THE REQUEST => Search the listing below for the string "this" and copy every line where it occurs.

ROWS =>

******

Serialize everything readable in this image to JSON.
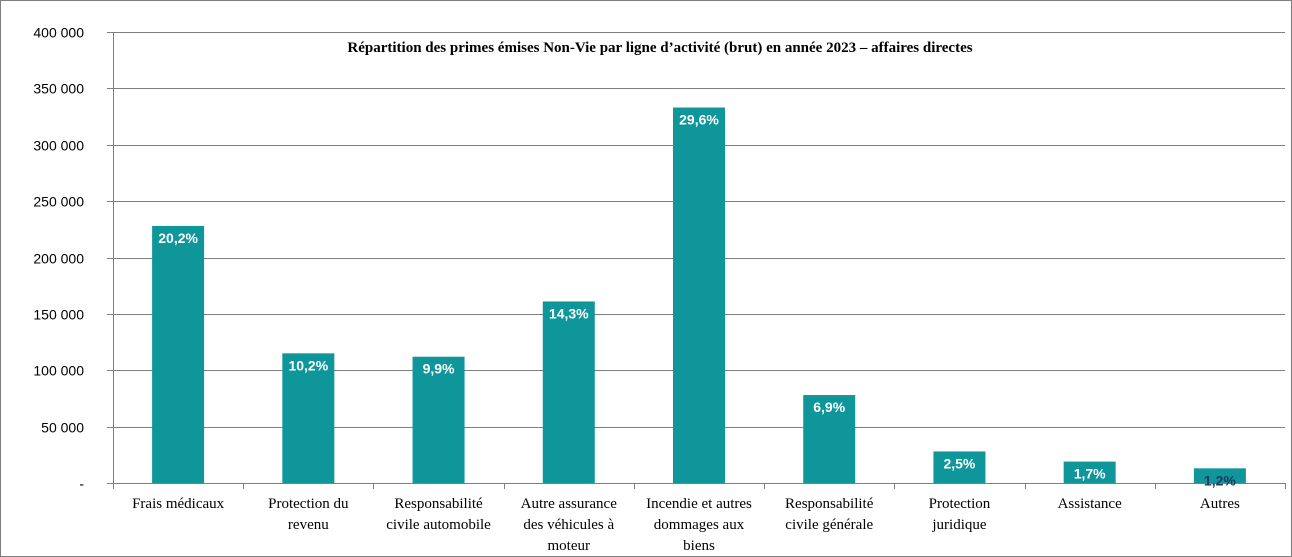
{
  "chart_data": {
    "type": "bar",
    "title": "Répartition des primes émises Non-Vie par ligne d’activité (brut) en année 2023 – affaires directes",
    "xlabel": "",
    "ylabel": "",
    "ylim": [
      0,
      400000
    ],
    "yticks": [
      0,
      50000,
      100000,
      150000,
      200000,
      250000,
      300000,
      350000,
      400000
    ],
    "ytick_labels": [
      "-",
      "50 000",
      "100 000",
      "150 000",
      "200 000",
      "250 000",
      "300 000",
      "350 000",
      "400 000"
    ],
    "grid": true,
    "legend": "none",
    "bar_color": "#0e969a",
    "categories": [
      [
        "Frais médicaux"
      ],
      [
        "Protection du",
        "revenu"
      ],
      [
        "Responsabilité",
        "civile automobile"
      ],
      [
        "Autre assurance",
        "des véhicules à",
        "moteur"
      ],
      [
        "Incendie et autres",
        "dommages aux",
        "biens"
      ],
      [
        "Responsabilité",
        "civile générale"
      ],
      [
        "Protection",
        "juridique"
      ],
      [
        "Assistance"
      ],
      [
        "Autres"
      ]
    ],
    "values": [
      228000,
      115000,
      112000,
      161000,
      333000,
      78000,
      28000,
      19000,
      13000
    ],
    "data_labels": [
      "20,2%",
      "10,2%",
      "9,9%",
      "14,3%",
      "29,6%",
      "6,9%",
      "2,5%",
      "1,7%",
      "1,2%"
    ],
    "data_label_colors": [
      "#ffffff",
      "#ffffff",
      "#ffffff",
      "#ffffff",
      "#ffffff",
      "#ffffff",
      "#ffffff",
      "#ffffff",
      "#1f3864"
    ]
  }
}
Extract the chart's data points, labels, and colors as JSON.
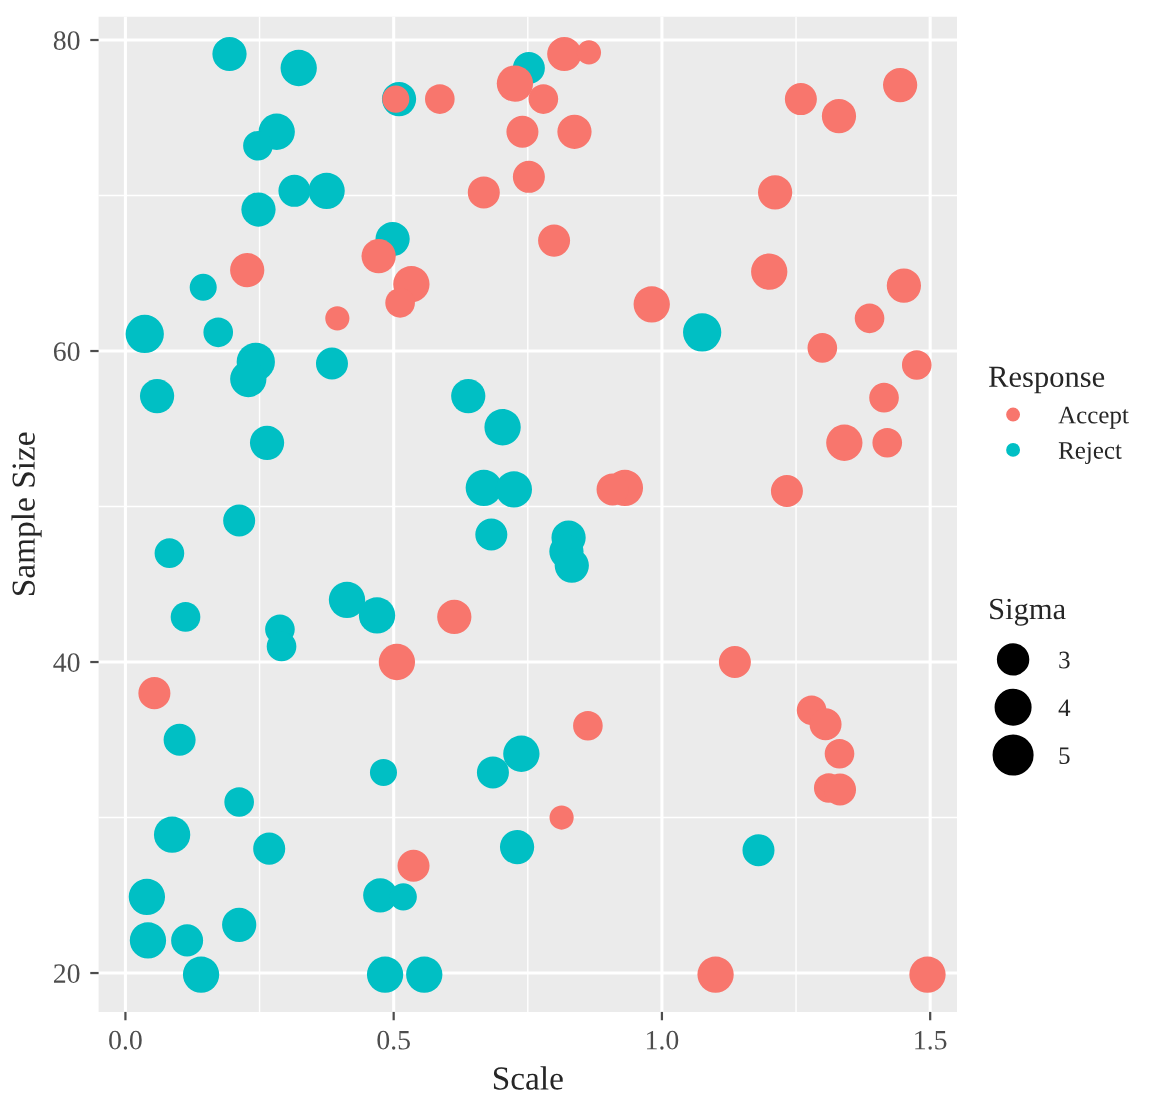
{
  "chart_data": {
    "type": "bubble",
    "xlabel": "Scale",
    "ylabel": "Sample Size",
    "legend_title": "Response",
    "annotations": [
      "Sigma"
    ],
    "xlim": [
      -0.05,
      1.55
    ],
    "ylim": [
      17.5,
      81.5
    ],
    "xticks": [
      {
        "value": 0,
        "label": "0.0"
      },
      0.5,
      {
        "value": 1,
        "label": "1.0"
      },
      1.5
    ],
    "yticks": [
      20,
      40,
      60,
      80
    ],
    "grid": true,
    "legend": "right",
    "marker": "circle",
    "size_legend": [
      3,
      4,
      5
    ],
    "series": [
      {
        "name": "Accept",
        "color": "#f8766d",
        "x": [
          0.504,
          0.586,
          0.472,
          0.533,
          0.512,
          0.227,
          0.395,
          0.726,
          0.74,
          0.752,
          0.668,
          0.779,
          0.799,
          0.818,
          0.864,
          0.837,
          1.259,
          1.33,
          1.444,
          1.211,
          1.2,
          1.451,
          1.387,
          0.981,
          1.299,
          1.475,
          1.414,
          1.34,
          1.42,
          0.931,
          0.908,
          1.233,
          1.136,
          0.862,
          0.813,
          1.279,
          1.305,
          1.331,
          1.311,
          1.332,
          1.1,
          1.495,
          0.613,
          0.506,
          0.054,
          0.537
        ],
        "values": [
          76.2,
          76.2,
          66.1,
          64.3,
          63.1,
          65.2,
          62.1,
          77.2,
          74.1,
          71.2,
          70.2,
          76.2,
          67.1,
          79.1,
          79.2,
          74.1,
          76.2,
          75.1,
          77.1,
          70.2,
          65.1,
          64.2,
          62.1,
          63.0,
          60.2,
          59.1,
          57.0,
          54.1,
          54.1,
          51.2,
          51.1,
          51.0,
          40.0,
          35.9,
          30.0,
          36.9,
          36.0,
          34.1,
          31.9,
          31.8,
          19.9,
          19.9,
          42.9,
          40.0,
          38.0,
          26.9
        ],
        "sizes": [
          2.5,
          3,
          4,
          4.5,
          3,
          4,
          2,
          4.5,
          3.5,
          3.5,
          3.5,
          3,
          3.5,
          4,
          2,
          4,
          3.5,
          4,
          4,
          4,
          4.5,
          4,
          3,
          4.5,
          3,
          3,
          3,
          4.5,
          3,
          4.5,
          3.5,
          3.5,
          3.5,
          3,
          2,
          3,
          3.5,
          3,
          3,
          3.5,
          4.5,
          4.5,
          4,
          4.5,
          3.5,
          3.5
        ]
      },
      {
        "name": "Reject",
        "color": "#00bfc4",
        "x": [
          0.194,
          0.323,
          0.51,
          0.282,
          0.247,
          0.315,
          0.375,
          0.248,
          0.498,
          0.145,
          0.036,
          0.173,
          0.243,
          0.229,
          0.385,
          0.059,
          0.639,
          0.703,
          0.264,
          0.668,
          0.724,
          0.212,
          0.752,
          1.075,
          0.826,
          0.822,
          0.832,
          1.18,
          0.082,
          0.112,
          0.288,
          0.291,
          0.413,
          0.469,
          0.682,
          0.101,
          0.481,
          0.685,
          0.738,
          0.212,
          0.087,
          0.268,
          0.73,
          0.04,
          0.475,
          0.518,
          0.042,
          0.115,
          0.212,
          0.141,
          0.484,
          0.557
        ],
        "values": [
          79.1,
          78.2,
          76.2,
          74.1,
          73.2,
          70.3,
          70.3,
          69.1,
          67.2,
          64.1,
          61.1,
          61.2,
          59.3,
          58.2,
          59.2,
          57.1,
          57.1,
          55.1,
          54.1,
          51.2,
          51.1,
          49.1,
          78.2,
          61.2,
          48.0,
          47.1,
          46.2,
          27.9,
          47.0,
          42.9,
          42.1,
          41.0,
          44.0,
          43.0,
          48.2,
          35.0,
          32.9,
          32.9,
          34.1,
          31.0,
          28.9,
          28.0,
          28.1,
          24.9,
          25.0,
          24.9,
          22.1,
          22.1,
          23.1,
          19.9,
          19.9,
          19.9
        ],
        "sizes": [
          4,
          4.5,
          4,
          4.5,
          3,
          3.5,
          4.5,
          4,
          4,
          2.5,
          5,
          3,
          5,
          4.5,
          3.5,
          4,
          4,
          4.5,
          4,
          4.5,
          4.5,
          3.5,
          3.5,
          5,
          4,
          4,
          4,
          3.5,
          3,
          3,
          3,
          3,
          4.5,
          4.5,
          3.5,
          3.5,
          2.5,
          3.5,
          4.5,
          3,
          4.5,
          3.5,
          4,
          4.5,
          4,
          2.5,
          4.5,
          3.5,
          4,
          4.5,
          4.5,
          4.5
        ]
      }
    ]
  }
}
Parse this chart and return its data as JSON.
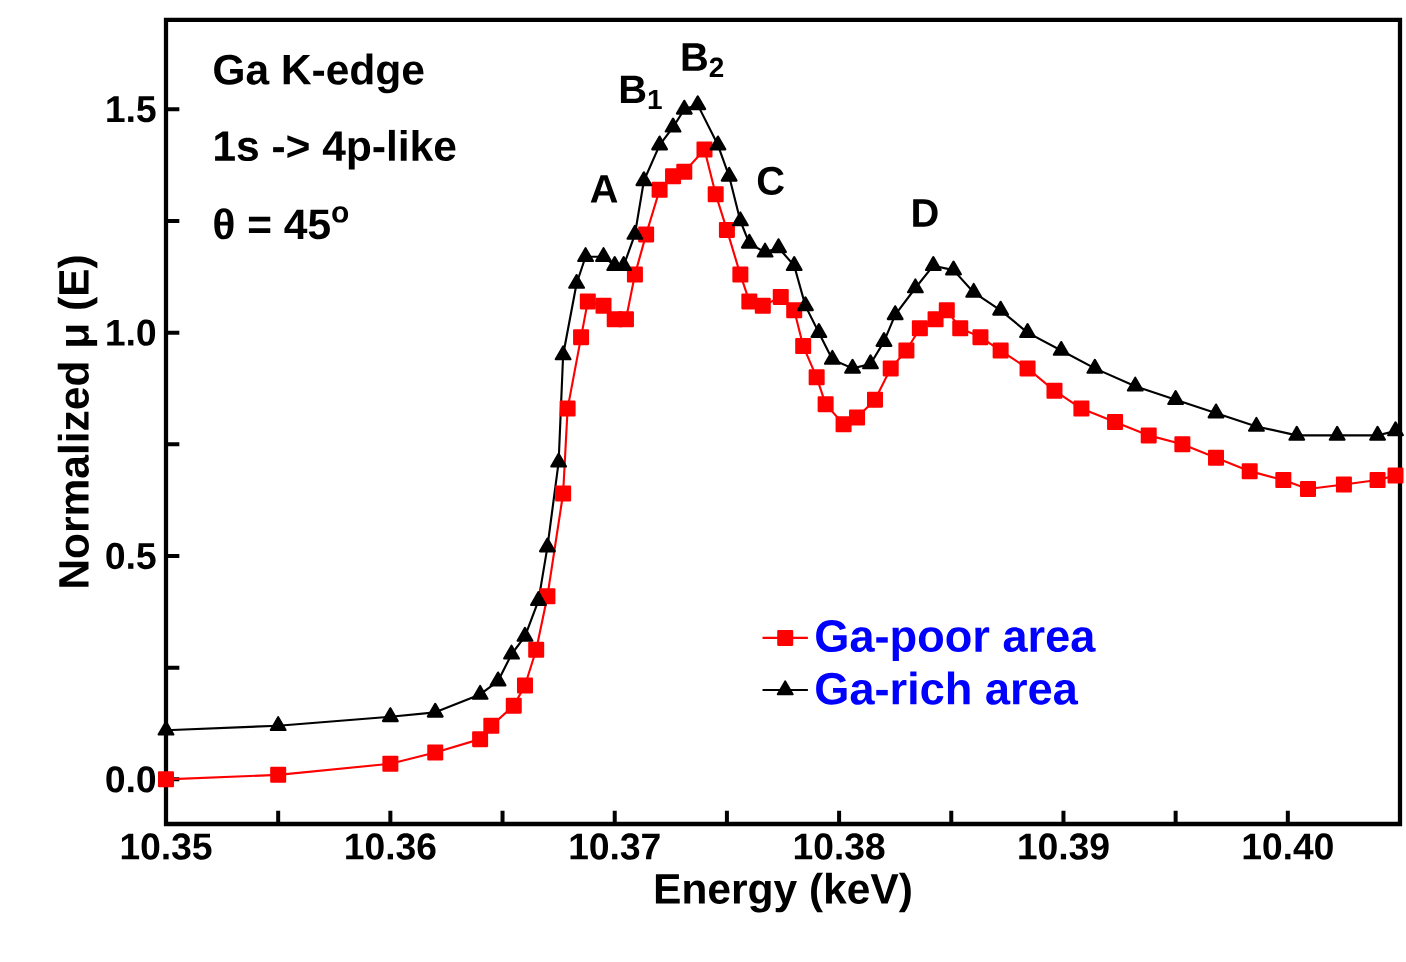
{
  "chart_data": {
    "type": "line",
    "xlabel": "Energy (keV)",
    "ylabel": "Normalized μ (E)",
    "xlim": [
      10.35,
      10.405
    ],
    "ylim": [
      -0.1,
      1.7
    ],
    "xticks": [
      10.35,
      {
        "value": 10.355,
        "label": null
      },
      10.36,
      {
        "value": 10.365,
        "label": null
      },
      10.37,
      {
        "value": 10.375,
        "label": null
      },
      10.38,
      {
        "value": 10.385,
        "label": null
      },
      10.39,
      {
        "value": 10.395,
        "label": null
      },
      {
        "value": 10.4,
        "label": "10.40"
      }
    ],
    "yticks": [
      {
        "value": 0,
        "label": "0.0"
      },
      {
        "value": 0.25,
        "label": null
      },
      0.5,
      {
        "value": 0.75,
        "label": null
      },
      {
        "value": 1,
        "label": "1.0"
      },
      {
        "value": 1.25,
        "label": null
      },
      1.5
    ],
    "legend": "bottom",
    "grid": false,
    "series": [
      {
        "name": "Ga-poor area",
        "color": "#ff0000",
        "marker": "square",
        "x": [
          10.35,
          10.355,
          10.36,
          10.362,
          10.364,
          10.3645,
          10.3655,
          10.366,
          10.3665,
          10.367,
          10.3677,
          10.3679,
          10.3685,
          10.3688,
          10.3695,
          10.37,
          10.3705,
          10.3709,
          10.3714,
          10.372,
          10.3726,
          10.3731,
          10.374,
          10.3745,
          10.375,
          10.3756,
          10.376,
          10.3766,
          10.3774,
          10.378,
          10.3784,
          10.379,
          10.3794,
          10.3802,
          10.3808,
          10.3816,
          10.3823,
          10.383,
          10.3836,
          10.3843,
          10.3848,
          10.3854,
          10.3863,
          10.3872,
          10.3884,
          10.3896,
          10.3908,
          10.3923,
          10.3938,
          10.3953,
          10.3968,
          10.3983,
          10.3998,
          10.4009,
          10.4025,
          10.404,
          10.4048
        ],
        "values": [
          0.0,
          0.01,
          0.035,
          0.06,
          0.09,
          0.12,
          0.165,
          0.21,
          0.29,
          0.41,
          0.64,
          0.83,
          0.99,
          1.07,
          1.06,
          1.03,
          1.03,
          1.13,
          1.22,
          1.32,
          1.35,
          1.36,
          1.41,
          1.31,
          1.23,
          1.13,
          1.07,
          1.06,
          1.08,
          1.05,
          0.97,
          0.9,
          0.84,
          0.795,
          0.81,
          0.85,
          0.92,
          0.96,
          1.01,
          1.03,
          1.05,
          1.01,
          0.99,
          0.96,
          0.92,
          0.87,
          0.83,
          0.8,
          0.77,
          0.75,
          0.72,
          0.69,
          0.67,
          0.65,
          0.66,
          0.67,
          0.68
        ]
      },
      {
        "name": "Ga-rich area",
        "color": "#000000",
        "marker": "triangle",
        "x": [
          10.35,
          10.355,
          10.36,
          10.362,
          10.364,
          10.3648,
          10.3654,
          10.366,
          10.3666,
          10.367,
          10.3675,
          10.3677,
          10.3683,
          10.3687,
          10.3695,
          10.37,
          10.3704,
          10.3709,
          10.3713,
          10.372,
          10.3726,
          10.3731,
          10.3737,
          10.3746,
          10.3751,
          10.3756,
          10.376,
          10.3767,
          10.3773,
          10.378,
          10.3785,
          10.3791,
          10.3797,
          10.3806,
          10.3814,
          10.382,
          10.3825,
          10.3834,
          10.3842,
          10.3851,
          10.386,
          10.3872,
          10.3884,
          10.3899,
          10.3914,
          10.3932,
          10.395,
          10.3968,
          10.3986,
          10.4004,
          10.4022,
          10.404,
          10.4048
        ],
        "values": [
          0.11,
          0.12,
          0.14,
          0.15,
          0.19,
          0.22,
          0.28,
          0.32,
          0.4,
          0.52,
          0.71,
          0.95,
          1.11,
          1.17,
          1.17,
          1.15,
          1.15,
          1.22,
          1.34,
          1.42,
          1.46,
          1.5,
          1.51,
          1.42,
          1.35,
          1.25,
          1.2,
          1.18,
          1.19,
          1.15,
          1.06,
          1.0,
          0.94,
          0.92,
          0.93,
          0.98,
          1.04,
          1.1,
          1.15,
          1.14,
          1.09,
          1.05,
          1.0,
          0.96,
          0.92,
          0.88,
          0.85,
          0.82,
          0.79,
          0.77,
          0.77,
          0.77,
          0.78
        ]
      }
    ],
    "annotations": [
      "Ga K-edge",
      "1s -> 4p-like",
      "θ = 45$^{o}$",
      "A",
      "B$_{1}$",
      "B$_{2}$",
      "C",
      "D"
    ]
  }
}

******

FULL OUTPUT =>
Serialize everything readable in this image to JSON.
Parse this chart and return its data as JSON.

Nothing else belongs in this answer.